* Exercise: Scan the data for "from" and copy the lines it appears in.

◆ ◆ ◆ ◆ ◆

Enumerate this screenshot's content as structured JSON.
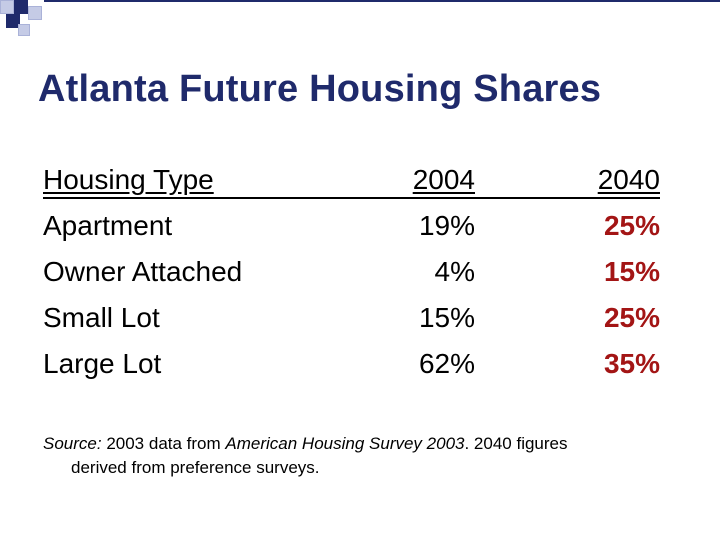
{
  "title": "Atlanta Future Housing Shares",
  "colors": {
    "title": "#1f2a6b",
    "accent_2040": "#a31515"
  },
  "table": {
    "headers": {
      "type": "Housing Type",
      "y2004": "2004",
      "y2040": "2040"
    },
    "rows": [
      {
        "type": "Apartment",
        "y2004": "19%",
        "y2040": "25%"
      },
      {
        "type": "Owner Attached",
        "y2004": "4%",
        "y2040": "15%"
      },
      {
        "type": "Small Lot",
        "y2004": "15%",
        "y2040": "25%"
      },
      {
        "type": "Large Lot",
        "y2004": "62%",
        "y2040": "35%"
      }
    ]
  },
  "source": {
    "label": "Source:",
    "text1": " 2003 data from ",
    "italic_title": "American Housing Survey 2003",
    "text2": ". 2040 figures",
    "line2": "derived from preference surveys."
  }
}
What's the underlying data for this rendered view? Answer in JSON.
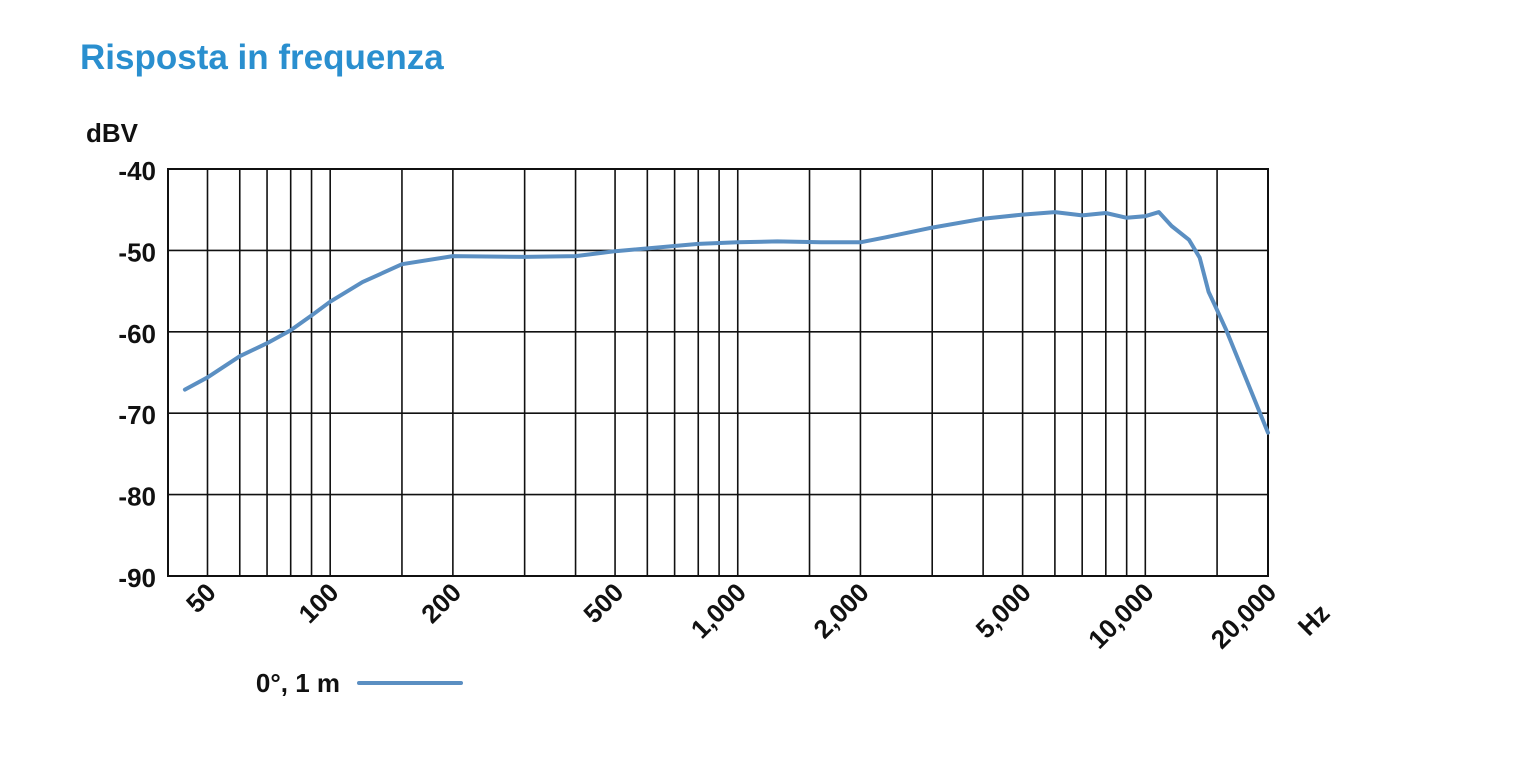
{
  "chart_data": {
    "type": "line",
    "title": "Risposta in frequenza",
    "y_label": "dBV",
    "x_label": "Hz",
    "log_x": true,
    "grid": true,
    "xlim": [
      40,
      20000
    ],
    "ylim": [
      -90,
      -40
    ],
    "xticks": [
      50,
      100,
      200,
      500,
      {
        "value": 1000,
        "label": "1,000"
      },
      {
        "value": 2000,
        "label": "2,000"
      },
      {
        "value": 5000,
        "label": "5,000"
      },
      {
        "value": 10000,
        "label": "10,000"
      },
      {
        "value": 20000,
        "label": "20,000"
      }
    ],
    "xgrid": [
      50,
      60,
      70,
      80,
      90,
      100,
      150,
      200,
      300,
      400,
      500,
      600,
      700,
      800,
      900,
      1000,
      1500,
      2000,
      3000,
      4000,
      5000,
      6000,
      7000,
      8000,
      9000,
      10000,
      15000,
      20000
    ],
    "yticks": [
      -40,
      -50,
      -60,
      -70,
      -80,
      -90
    ],
    "legend_position": "bottom-left",
    "x": [
      44,
      50,
      60,
      70,
      80,
      90,
      100,
      120,
      150,
      200,
      300,
      400,
      500,
      800,
      1000,
      1250,
      1600,
      2000,
      2300,
      3000,
      4000,
      5000,
      6000,
      7000,
      8000,
      9000,
      10000,
      10800,
      11600,
      12800,
      13600,
      14300,
      14800,
      15800,
      20000
    ],
    "series": [
      {
        "name": "0°, 1 m",
        "color": "#5b8fc2",
        "values": [
          -67.1,
          -65.6,
          -63,
          -61.4,
          -59.8,
          -58,
          -56.3,
          -53.9,
          -51.7,
          -50.7,
          -50.8,
          -50.7,
          -50.1,
          -49.2,
          -49,
          -48.9,
          -49,
          -49,
          -48.4,
          -47.2,
          -46.1,
          -45.6,
          -45.3,
          -45.7,
          -45.4,
          -46,
          -45.8,
          -45.3,
          -47,
          -48.7,
          -50.9,
          -55.1,
          -56.7,
          -59.8,
          -72.4
        ]
      }
    ]
  }
}
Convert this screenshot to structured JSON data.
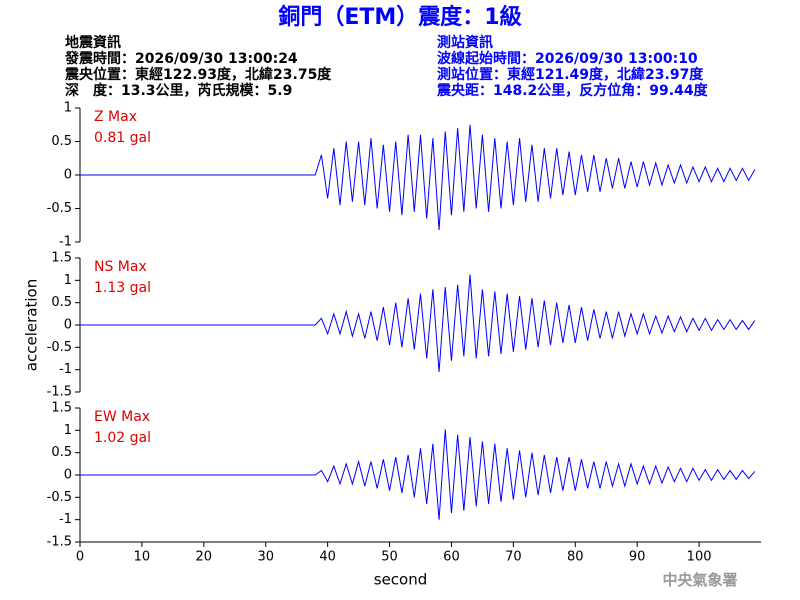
{
  "title": "銅門（ETM）震度：1級",
  "quake_info": {
    "lines": [
      "地震資訊",
      "發震時間：2026/09/30 13:00:24",
      "震央位置：東經122.93度，北緯23.75度",
      "深　度：13.3公里，芮氏規模：5.9"
    ]
  },
  "station_info": {
    "lines": [
      "測站資訊",
      "波線起始時間：2026/09/30 13:00:10",
      "測站位置：東經121.49度，北緯23.97度",
      "震央距：148.2公里，反方位角：99.44度"
    ]
  },
  "watermark": "中央氣象署",
  "chart_data": [
    {
      "type": "line",
      "label": "Z Max",
      "max_label": "0.81 gal",
      "color": "#0000ff",
      "x": [
        0,
        38,
        39,
        40,
        41,
        42,
        43,
        44,
        45,
        46,
        47,
        48,
        49,
        50,
        51,
        52,
        53,
        54,
        55,
        56,
        57,
        58,
        59,
        60,
        61,
        62,
        63,
        64,
        65,
        66,
        67,
        68,
        69,
        70,
        71,
        72,
        73,
        74,
        75,
        76,
        77,
        78,
        79,
        80,
        81,
        82,
        83,
        84,
        85,
        86,
        87,
        88,
        89,
        90,
        91,
        92,
        93,
        94,
        95,
        96,
        97,
        98,
        99,
        100,
        101,
        102,
        103,
        104,
        105,
        106,
        107,
        108,
        109
      ],
      "values": [
        0,
        0,
        0.3,
        -0.35,
        0.4,
        -0.45,
        0.5,
        -0.4,
        0.5,
        -0.45,
        0.55,
        -0.5,
        0.45,
        -0.55,
        0.5,
        -0.6,
        0.6,
        -0.55,
        0.6,
        -0.65,
        0.55,
        -0.82,
        0.65,
        -0.6,
        0.7,
        -0.55,
        0.75,
        -0.5,
        0.6,
        -0.55,
        0.55,
        -0.5,
        0.5,
        -0.45,
        0.55,
        -0.4,
        0.45,
        -0.4,
        0.4,
        -0.35,
        0.4,
        -0.3,
        0.35,
        -0.3,
        0.3,
        -0.25,
        0.3,
        -0.25,
        0.25,
        -0.2,
        0.25,
        -0.2,
        0.2,
        -0.18,
        0.2,
        -0.15,
        0.18,
        -0.15,
        0.15,
        -0.12,
        0.15,
        -0.12,
        0.12,
        -0.1,
        0.12,
        -0.1,
        0.1,
        -0.1,
        0.1,
        -0.08,
        0.1,
        -0.08,
        0.08
      ],
      "xlim": [
        0,
        110
      ],
      "ylim": [
        -1,
        1
      ],
      "yticks": [
        -1,
        -0.5,
        0,
        0.5,
        1
      ]
    },
    {
      "type": "line",
      "label": "NS Max",
      "max_label": "1.13 gal",
      "color": "#0000ff",
      "ylabel": "acceleration",
      "x": [
        0,
        38,
        39,
        40,
        41,
        42,
        43,
        44,
        45,
        46,
        47,
        48,
        49,
        50,
        51,
        52,
        53,
        54,
        55,
        56,
        57,
        58,
        59,
        60,
        61,
        62,
        63,
        64,
        65,
        66,
        67,
        68,
        69,
        70,
        71,
        72,
        73,
        74,
        75,
        76,
        77,
        78,
        79,
        80,
        81,
        82,
        83,
        84,
        85,
        86,
        87,
        88,
        89,
        90,
        91,
        92,
        93,
        94,
        95,
        96,
        97,
        98,
        99,
        100,
        101,
        102,
        103,
        104,
        105,
        106,
        107,
        108,
        109
      ],
      "values": [
        0,
        0,
        0.15,
        -0.2,
        0.25,
        -0.2,
        0.3,
        -0.25,
        0.25,
        -0.3,
        0.3,
        -0.35,
        0.4,
        -0.45,
        0.5,
        -0.5,
        0.6,
        -0.55,
        0.7,
        -0.75,
        0.8,
        -1.05,
        0.85,
        -0.8,
        0.9,
        -0.7,
        1.13,
        -0.75,
        0.8,
        -0.7,
        0.75,
        -0.65,
        0.7,
        -0.6,
        0.65,
        -0.55,
        0.6,
        -0.5,
        0.55,
        -0.45,
        0.5,
        -0.4,
        0.45,
        -0.4,
        0.4,
        -0.35,
        0.35,
        -0.3,
        0.3,
        -0.3,
        0.3,
        -0.25,
        0.25,
        -0.2,
        0.25,
        -0.2,
        0.2,
        -0.18,
        0.2,
        -0.15,
        0.18,
        -0.15,
        0.15,
        -0.12,
        0.15,
        -0.12,
        0.12,
        -0.1,
        0.12,
        -0.1,
        0.1,
        -0.1,
        0.1
      ],
      "xlim": [
        0,
        110
      ],
      "ylim": [
        -1.5,
        1.5
      ],
      "yticks": [
        -1.5,
        -1,
        -0.5,
        0,
        0.5,
        1,
        1.5
      ]
    },
    {
      "type": "line",
      "label": "EW Max",
      "max_label": "1.02 gal",
      "color": "#0000ff",
      "xlabel": "second",
      "x": [
        0,
        38,
        39,
        40,
        41,
        42,
        43,
        44,
        45,
        46,
        47,
        48,
        49,
        50,
        51,
        52,
        53,
        54,
        55,
        56,
        57,
        58,
        59,
        60,
        61,
        62,
        63,
        64,
        65,
        66,
        67,
        68,
        69,
        70,
        71,
        72,
        73,
        74,
        75,
        76,
        77,
        78,
        79,
        80,
        81,
        82,
        83,
        84,
        85,
        86,
        87,
        88,
        89,
        90,
        91,
        92,
        93,
        94,
        95,
        96,
        97,
        98,
        99,
        100,
        101,
        102,
        103,
        104,
        105,
        106,
        107,
        108,
        109
      ],
      "values": [
        0,
        0,
        0.1,
        -0.15,
        0.2,
        -0.2,
        0.25,
        -0.2,
        0.3,
        -0.25,
        0.3,
        -0.3,
        0.35,
        -0.35,
        0.4,
        -0.4,
        0.45,
        -0.5,
        0.6,
        -0.65,
        0.7,
        -1.0,
        1.02,
        -0.85,
        0.9,
        -0.8,
        0.85,
        -0.7,
        0.75,
        -0.65,
        0.7,
        -0.6,
        0.6,
        -0.55,
        0.55,
        -0.5,
        0.5,
        -0.45,
        0.45,
        -0.4,
        0.4,
        -0.35,
        0.4,
        -0.35,
        0.35,
        -0.3,
        0.3,
        -0.3,
        0.3,
        -0.25,
        0.25,
        -0.25,
        0.25,
        -0.2,
        0.2,
        -0.2,
        0.2,
        -0.18,
        0.18,
        -0.15,
        0.15,
        -0.15,
        0.15,
        -0.12,
        0.12,
        -0.12,
        0.12,
        -0.1,
        0.1,
        -0.1,
        0.1,
        -0.08,
        0.08
      ],
      "xlim": [
        0,
        110
      ],
      "ylim": [
        -1.5,
        1.5
      ],
      "yticks": [
        -1.5,
        -1,
        -0.5,
        0,
        0.5,
        1,
        1.5
      ],
      "xticks": [
        0,
        10,
        20,
        30,
        40,
        50,
        60,
        70,
        80,
        90,
        100
      ]
    }
  ]
}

◆ ◆ ◆ ◆ ◆

* Answer to this problem:
    "text1": " 2003 data from ",
    "line2": "derived from preference surveys."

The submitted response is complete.